Items listed in a dataset
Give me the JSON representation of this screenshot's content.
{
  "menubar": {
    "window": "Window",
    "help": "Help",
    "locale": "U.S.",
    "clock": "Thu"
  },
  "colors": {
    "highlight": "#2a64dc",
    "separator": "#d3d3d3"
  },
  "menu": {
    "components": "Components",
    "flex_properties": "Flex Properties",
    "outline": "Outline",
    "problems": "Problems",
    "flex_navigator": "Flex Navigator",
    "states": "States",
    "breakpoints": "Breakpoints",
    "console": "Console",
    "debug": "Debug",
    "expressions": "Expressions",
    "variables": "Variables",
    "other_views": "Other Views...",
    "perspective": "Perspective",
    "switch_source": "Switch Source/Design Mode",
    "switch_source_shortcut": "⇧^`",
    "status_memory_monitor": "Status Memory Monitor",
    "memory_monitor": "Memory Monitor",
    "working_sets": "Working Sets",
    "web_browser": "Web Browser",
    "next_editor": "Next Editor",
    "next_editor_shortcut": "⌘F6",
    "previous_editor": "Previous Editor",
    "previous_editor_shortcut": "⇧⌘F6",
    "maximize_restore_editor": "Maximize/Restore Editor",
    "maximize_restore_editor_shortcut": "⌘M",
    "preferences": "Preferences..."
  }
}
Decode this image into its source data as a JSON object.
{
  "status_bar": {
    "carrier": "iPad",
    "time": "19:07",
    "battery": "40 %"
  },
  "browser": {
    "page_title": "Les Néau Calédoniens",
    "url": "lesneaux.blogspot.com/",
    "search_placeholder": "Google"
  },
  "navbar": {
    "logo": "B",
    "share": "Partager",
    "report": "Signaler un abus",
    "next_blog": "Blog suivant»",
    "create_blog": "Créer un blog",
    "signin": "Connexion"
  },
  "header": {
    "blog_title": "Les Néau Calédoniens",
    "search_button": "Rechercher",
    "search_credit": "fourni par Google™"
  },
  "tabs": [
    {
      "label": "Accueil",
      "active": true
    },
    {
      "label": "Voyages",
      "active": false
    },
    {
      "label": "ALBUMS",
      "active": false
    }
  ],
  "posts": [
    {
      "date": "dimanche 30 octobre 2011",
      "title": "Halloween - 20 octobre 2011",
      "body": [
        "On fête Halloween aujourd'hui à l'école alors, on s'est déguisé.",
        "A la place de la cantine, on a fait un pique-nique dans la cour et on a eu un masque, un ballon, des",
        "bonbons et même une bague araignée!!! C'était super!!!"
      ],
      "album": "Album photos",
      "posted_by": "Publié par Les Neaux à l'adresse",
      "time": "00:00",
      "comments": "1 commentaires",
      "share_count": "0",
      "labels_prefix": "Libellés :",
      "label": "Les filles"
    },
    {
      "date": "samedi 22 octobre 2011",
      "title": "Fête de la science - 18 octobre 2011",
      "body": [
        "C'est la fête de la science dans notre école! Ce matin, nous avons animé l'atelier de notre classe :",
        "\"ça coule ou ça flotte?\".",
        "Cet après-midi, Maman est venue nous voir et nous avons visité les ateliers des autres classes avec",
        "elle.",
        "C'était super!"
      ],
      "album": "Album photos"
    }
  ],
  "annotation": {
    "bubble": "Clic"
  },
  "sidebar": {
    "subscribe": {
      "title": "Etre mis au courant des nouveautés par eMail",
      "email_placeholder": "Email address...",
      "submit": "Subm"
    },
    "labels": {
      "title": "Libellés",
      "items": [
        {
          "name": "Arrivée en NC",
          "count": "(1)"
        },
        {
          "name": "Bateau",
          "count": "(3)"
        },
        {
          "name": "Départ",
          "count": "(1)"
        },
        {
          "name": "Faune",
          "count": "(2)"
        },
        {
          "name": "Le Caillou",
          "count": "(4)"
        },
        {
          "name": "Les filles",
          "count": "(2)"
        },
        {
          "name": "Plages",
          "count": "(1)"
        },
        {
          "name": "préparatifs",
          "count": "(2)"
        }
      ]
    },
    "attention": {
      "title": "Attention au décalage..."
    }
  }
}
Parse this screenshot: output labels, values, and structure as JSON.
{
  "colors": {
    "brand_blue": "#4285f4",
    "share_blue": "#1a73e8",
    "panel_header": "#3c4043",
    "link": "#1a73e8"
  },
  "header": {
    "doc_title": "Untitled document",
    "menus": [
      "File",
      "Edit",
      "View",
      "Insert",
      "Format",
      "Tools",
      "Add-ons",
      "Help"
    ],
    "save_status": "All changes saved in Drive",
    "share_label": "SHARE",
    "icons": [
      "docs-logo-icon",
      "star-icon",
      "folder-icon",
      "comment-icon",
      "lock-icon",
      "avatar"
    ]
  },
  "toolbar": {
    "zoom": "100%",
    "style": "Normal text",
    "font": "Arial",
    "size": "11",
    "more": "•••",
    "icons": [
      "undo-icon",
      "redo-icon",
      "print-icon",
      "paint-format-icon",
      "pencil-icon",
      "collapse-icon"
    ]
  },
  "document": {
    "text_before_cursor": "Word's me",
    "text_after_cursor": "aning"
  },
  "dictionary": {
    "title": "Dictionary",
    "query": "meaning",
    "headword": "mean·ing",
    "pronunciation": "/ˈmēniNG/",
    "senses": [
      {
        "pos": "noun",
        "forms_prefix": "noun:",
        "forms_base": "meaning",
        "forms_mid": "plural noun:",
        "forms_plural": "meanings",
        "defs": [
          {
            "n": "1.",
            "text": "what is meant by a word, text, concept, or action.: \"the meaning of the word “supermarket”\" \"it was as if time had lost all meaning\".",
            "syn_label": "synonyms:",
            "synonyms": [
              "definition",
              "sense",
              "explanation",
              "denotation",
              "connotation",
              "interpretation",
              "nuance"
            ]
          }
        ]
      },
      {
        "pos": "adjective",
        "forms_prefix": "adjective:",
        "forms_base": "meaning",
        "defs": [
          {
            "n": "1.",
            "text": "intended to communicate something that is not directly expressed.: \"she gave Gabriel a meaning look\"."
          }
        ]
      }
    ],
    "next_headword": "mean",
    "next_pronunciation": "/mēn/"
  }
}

** WHAT TO WORK ON **
Look through the entries above and report each line where the string "date" occurs.

** PROBLEM SOLUTION **
      "date": "dimanche 30 octobre 2011",
      "date": "samedi 22 octobre 2011",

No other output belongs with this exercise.